Return the count of lines with the string "through" in them, and nothing else.
BEGIN Material provided
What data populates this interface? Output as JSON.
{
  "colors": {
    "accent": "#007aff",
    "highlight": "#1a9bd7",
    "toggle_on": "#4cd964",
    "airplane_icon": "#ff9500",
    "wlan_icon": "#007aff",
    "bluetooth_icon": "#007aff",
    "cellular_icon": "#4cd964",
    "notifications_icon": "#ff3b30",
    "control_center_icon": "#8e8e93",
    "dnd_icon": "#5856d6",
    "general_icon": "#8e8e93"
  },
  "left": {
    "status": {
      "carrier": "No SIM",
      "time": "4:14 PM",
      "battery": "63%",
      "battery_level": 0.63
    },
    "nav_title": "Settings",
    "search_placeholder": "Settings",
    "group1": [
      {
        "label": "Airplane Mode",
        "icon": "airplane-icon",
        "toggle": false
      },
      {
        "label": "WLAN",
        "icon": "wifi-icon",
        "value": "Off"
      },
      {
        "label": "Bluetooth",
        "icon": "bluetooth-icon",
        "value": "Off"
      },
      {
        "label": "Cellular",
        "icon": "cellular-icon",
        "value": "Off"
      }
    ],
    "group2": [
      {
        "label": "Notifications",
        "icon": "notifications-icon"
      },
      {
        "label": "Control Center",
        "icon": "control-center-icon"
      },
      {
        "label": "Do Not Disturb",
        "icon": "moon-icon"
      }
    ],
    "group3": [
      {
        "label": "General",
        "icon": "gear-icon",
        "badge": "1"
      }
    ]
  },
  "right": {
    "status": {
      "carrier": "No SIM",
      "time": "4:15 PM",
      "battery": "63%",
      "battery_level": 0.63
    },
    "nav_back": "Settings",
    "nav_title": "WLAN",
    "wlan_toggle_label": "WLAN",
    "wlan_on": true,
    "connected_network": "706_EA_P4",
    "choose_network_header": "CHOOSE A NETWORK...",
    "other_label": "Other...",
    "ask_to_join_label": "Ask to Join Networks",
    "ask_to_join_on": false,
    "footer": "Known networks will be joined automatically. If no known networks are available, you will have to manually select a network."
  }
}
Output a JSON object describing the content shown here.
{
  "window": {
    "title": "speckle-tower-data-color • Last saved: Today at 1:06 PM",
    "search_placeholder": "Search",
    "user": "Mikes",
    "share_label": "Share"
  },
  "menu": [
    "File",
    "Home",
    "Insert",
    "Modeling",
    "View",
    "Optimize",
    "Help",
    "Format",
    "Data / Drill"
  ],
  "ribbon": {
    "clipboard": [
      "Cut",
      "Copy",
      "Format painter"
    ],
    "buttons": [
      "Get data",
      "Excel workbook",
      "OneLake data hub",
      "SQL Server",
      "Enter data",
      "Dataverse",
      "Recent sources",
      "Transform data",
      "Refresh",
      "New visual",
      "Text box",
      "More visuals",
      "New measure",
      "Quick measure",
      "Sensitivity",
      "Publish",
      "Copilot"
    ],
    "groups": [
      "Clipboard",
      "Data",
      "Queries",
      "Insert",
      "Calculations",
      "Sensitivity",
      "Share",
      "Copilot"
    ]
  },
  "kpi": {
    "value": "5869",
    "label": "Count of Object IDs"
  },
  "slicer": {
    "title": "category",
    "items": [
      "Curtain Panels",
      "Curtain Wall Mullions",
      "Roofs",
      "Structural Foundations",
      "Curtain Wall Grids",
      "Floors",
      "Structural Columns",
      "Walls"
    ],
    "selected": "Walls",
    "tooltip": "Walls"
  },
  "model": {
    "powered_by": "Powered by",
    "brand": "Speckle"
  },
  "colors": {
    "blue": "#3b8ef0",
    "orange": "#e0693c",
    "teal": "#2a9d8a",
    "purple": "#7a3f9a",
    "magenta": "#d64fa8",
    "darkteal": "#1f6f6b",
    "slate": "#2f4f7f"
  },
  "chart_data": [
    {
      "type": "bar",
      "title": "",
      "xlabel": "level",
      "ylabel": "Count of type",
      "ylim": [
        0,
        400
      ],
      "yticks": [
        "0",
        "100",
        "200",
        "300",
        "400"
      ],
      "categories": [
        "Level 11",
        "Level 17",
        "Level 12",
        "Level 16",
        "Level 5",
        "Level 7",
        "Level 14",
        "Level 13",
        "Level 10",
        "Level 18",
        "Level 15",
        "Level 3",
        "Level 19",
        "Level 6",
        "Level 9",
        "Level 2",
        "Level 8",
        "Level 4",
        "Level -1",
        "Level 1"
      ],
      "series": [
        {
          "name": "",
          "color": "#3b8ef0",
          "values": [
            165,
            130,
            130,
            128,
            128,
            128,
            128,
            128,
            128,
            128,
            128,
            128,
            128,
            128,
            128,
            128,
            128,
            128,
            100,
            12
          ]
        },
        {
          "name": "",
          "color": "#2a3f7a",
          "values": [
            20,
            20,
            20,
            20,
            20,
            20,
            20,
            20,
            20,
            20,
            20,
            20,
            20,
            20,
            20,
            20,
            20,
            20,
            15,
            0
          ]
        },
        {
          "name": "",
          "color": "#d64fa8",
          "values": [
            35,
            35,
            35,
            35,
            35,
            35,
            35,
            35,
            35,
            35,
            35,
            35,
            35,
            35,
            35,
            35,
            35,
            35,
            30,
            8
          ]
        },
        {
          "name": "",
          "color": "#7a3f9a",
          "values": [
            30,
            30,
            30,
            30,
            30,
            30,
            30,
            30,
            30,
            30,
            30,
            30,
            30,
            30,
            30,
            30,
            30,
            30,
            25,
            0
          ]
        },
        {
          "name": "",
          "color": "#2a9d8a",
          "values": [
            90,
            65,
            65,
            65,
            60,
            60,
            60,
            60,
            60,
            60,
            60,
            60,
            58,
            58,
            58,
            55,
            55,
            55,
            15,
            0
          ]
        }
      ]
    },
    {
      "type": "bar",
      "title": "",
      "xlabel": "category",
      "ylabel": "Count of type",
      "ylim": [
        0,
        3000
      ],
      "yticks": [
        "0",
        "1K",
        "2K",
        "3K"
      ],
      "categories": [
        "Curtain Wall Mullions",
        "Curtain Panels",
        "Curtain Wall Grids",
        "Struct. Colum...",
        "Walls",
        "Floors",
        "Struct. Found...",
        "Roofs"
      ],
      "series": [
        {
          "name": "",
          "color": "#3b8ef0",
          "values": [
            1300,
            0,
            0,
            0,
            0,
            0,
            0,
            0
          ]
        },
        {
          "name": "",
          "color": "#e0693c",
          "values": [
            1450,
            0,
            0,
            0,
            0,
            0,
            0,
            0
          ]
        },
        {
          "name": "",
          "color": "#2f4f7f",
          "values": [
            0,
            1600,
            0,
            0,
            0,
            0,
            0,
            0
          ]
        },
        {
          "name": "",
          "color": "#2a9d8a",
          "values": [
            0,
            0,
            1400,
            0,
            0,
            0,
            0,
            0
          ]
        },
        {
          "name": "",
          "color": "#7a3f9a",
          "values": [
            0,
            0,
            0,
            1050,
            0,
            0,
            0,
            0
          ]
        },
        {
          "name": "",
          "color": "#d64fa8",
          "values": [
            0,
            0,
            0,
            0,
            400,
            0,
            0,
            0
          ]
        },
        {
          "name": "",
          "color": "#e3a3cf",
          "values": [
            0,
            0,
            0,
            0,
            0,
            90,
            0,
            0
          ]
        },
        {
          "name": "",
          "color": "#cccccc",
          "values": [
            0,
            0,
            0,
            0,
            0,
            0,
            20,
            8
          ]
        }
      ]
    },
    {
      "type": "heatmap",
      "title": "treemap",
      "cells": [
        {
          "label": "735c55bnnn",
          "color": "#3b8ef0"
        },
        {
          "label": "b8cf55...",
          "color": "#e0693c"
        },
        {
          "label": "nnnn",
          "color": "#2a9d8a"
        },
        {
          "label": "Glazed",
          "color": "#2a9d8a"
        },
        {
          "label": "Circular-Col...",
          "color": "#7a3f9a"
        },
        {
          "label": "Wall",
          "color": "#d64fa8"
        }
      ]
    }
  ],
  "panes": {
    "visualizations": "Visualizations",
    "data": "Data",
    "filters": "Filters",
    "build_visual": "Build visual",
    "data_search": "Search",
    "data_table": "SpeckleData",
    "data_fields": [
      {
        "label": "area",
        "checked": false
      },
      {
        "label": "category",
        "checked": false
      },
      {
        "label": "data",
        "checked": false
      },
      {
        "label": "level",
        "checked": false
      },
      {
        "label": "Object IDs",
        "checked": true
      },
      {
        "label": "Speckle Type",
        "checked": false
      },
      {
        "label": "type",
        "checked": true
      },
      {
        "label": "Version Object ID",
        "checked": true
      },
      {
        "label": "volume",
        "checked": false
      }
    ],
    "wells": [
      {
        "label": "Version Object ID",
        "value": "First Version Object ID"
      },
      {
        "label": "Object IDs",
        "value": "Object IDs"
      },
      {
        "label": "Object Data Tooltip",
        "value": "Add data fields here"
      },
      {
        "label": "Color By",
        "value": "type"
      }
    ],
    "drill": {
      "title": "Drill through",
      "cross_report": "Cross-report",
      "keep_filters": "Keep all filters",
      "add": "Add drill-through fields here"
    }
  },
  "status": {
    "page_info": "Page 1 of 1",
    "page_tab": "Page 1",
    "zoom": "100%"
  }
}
END Material provided
- Output for this exercise
2